### Aim
Scan the following material for the string "Input" and copy each line in which it appears.

╭─ Provided data

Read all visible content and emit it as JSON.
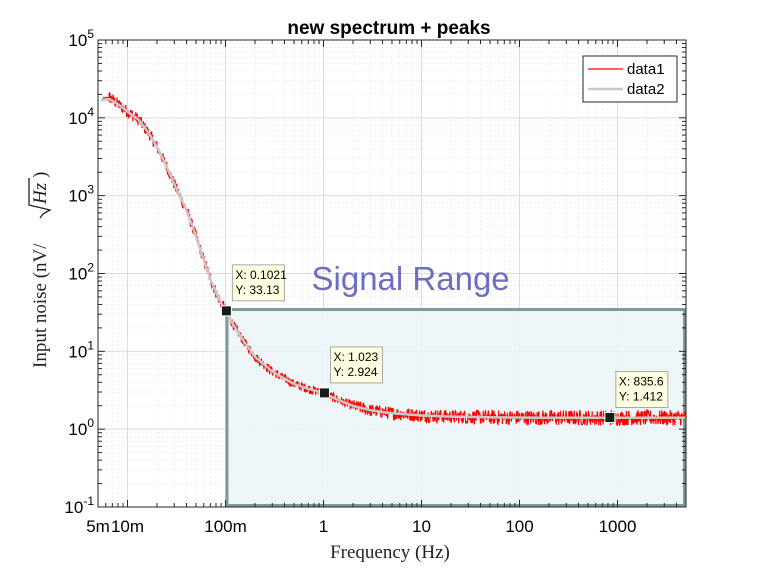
{
  "chart_data": {
    "type": "line",
    "title": "new spectrum + peaks",
    "xlabel": "Frequency (Hz)",
    "ylabel": "Input noise (nV/√Hz)",
    "ylabel_parts": {
      "prefix": "Input noise (nV/",
      "radicand": "Hz",
      "suffix": ")"
    },
    "xscale": "log",
    "yscale": "log",
    "xlim": [
      0.005,
      5000
    ],
    "ylim": [
      0.1,
      100000
    ],
    "grid": true,
    "legend_position": "top-right",
    "x_ticks": [
      {
        "value": 0.005,
        "label": "5m"
      },
      {
        "value": 0.01,
        "label": "10m"
      },
      {
        "value": 0.1,
        "label": "100m"
      },
      {
        "value": 1,
        "label": "1"
      },
      {
        "value": 10,
        "label": "10"
      },
      {
        "value": 100,
        "label": "100"
      },
      {
        "value": 1000,
        "label": "1000"
      }
    ],
    "y_ticks": [
      {
        "value": 0.1,
        "base": "10",
        "exp": "-1"
      },
      {
        "value": 1,
        "base": "10",
        "exp": "0"
      },
      {
        "value": 10,
        "base": "10",
        "exp": "1"
      },
      {
        "value": 100,
        "base": "10",
        "exp": "2"
      },
      {
        "value": 1000,
        "base": "10",
        "exp": "3"
      },
      {
        "value": 10000,
        "base": "10",
        "exp": "4"
      },
      {
        "value": 100000,
        "base": "10",
        "exp": "5"
      }
    ],
    "series": [
      {
        "name": "data1",
        "color": "#ff0000",
        "style": "noisy",
        "x": [
          0.0055,
          0.0065,
          0.008,
          0.01,
          0.013,
          0.017,
          0.02,
          0.025,
          0.03,
          0.04,
          0.05,
          0.06,
          0.07,
          0.085,
          0.1,
          0.12,
          0.15,
          0.2,
          0.3,
          0.5,
          0.7,
          1,
          1.5,
          2,
          3,
          5,
          10,
          20,
          50,
          100,
          200,
          500,
          1000,
          5000
        ],
        "y": [
          17000,
          18500,
          15000,
          12000,
          9500,
          6000,
          4200,
          2400,
          1400,
          650,
          300,
          150,
          85,
          48,
          33,
          22,
          14,
          8.5,
          5.5,
          3.8,
          3.3,
          2.9,
          2.3,
          2.0,
          1.75,
          1.6,
          1.5,
          1.45,
          1.42,
          1.41,
          1.4,
          1.4,
          1.4,
          1.4
        ]
      },
      {
        "name": "data2",
        "color": "#c8c8c8",
        "style": "smooth",
        "x": [
          0.0055,
          0.0065,
          0.008,
          0.01,
          0.013,
          0.017,
          0.02,
          0.025,
          0.03,
          0.04,
          0.05,
          0.06,
          0.07,
          0.085,
          0.1,
          0.12,
          0.15,
          0.2,
          0.3,
          0.5,
          0.7,
          1,
          1.5,
          2,
          3,
          5,
          10,
          20,
          50,
          100,
          200,
          500,
          1000,
          5000
        ],
        "y": [
          17000,
          17500,
          15000,
          12000,
          9500,
          6000,
          4200,
          2400,
          1400,
          650,
          300,
          150,
          85,
          48,
          33,
          22,
          14,
          8.5,
          5.5,
          3.8,
          3.3,
          2.9,
          2.3,
          2.0,
          1.75,
          1.6,
          1.5,
          1.45,
          1.42,
          1.41,
          1.4,
          1.4,
          1.4,
          1.4
        ]
      }
    ],
    "datatips": [
      {
        "x": 0.1021,
        "y": 33.13,
        "label_x": "X: 0.1021",
        "label_y": "Y: 33.13"
      },
      {
        "x": 1.023,
        "y": 2.924,
        "label_x": "X: 1.023",
        "label_y": "Y: 2.924"
      },
      {
        "x": 835.6,
        "y": 1.412,
        "label_x": "X: 835.6",
        "label_y": "Y: 1.412"
      }
    ],
    "annotations": [
      {
        "type": "rectangle",
        "x_range": [
          0.1,
          5000
        ],
        "y_range": [
          0.1,
          36
        ],
        "label": "Signal Range",
        "fill": "#eaf5f7",
        "edge": "#7f9998"
      }
    ]
  }
}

╰─

### Written answer
    "ylabel": "Input noise (nV/√Hz)",
      "prefix": "Input noise (nV/",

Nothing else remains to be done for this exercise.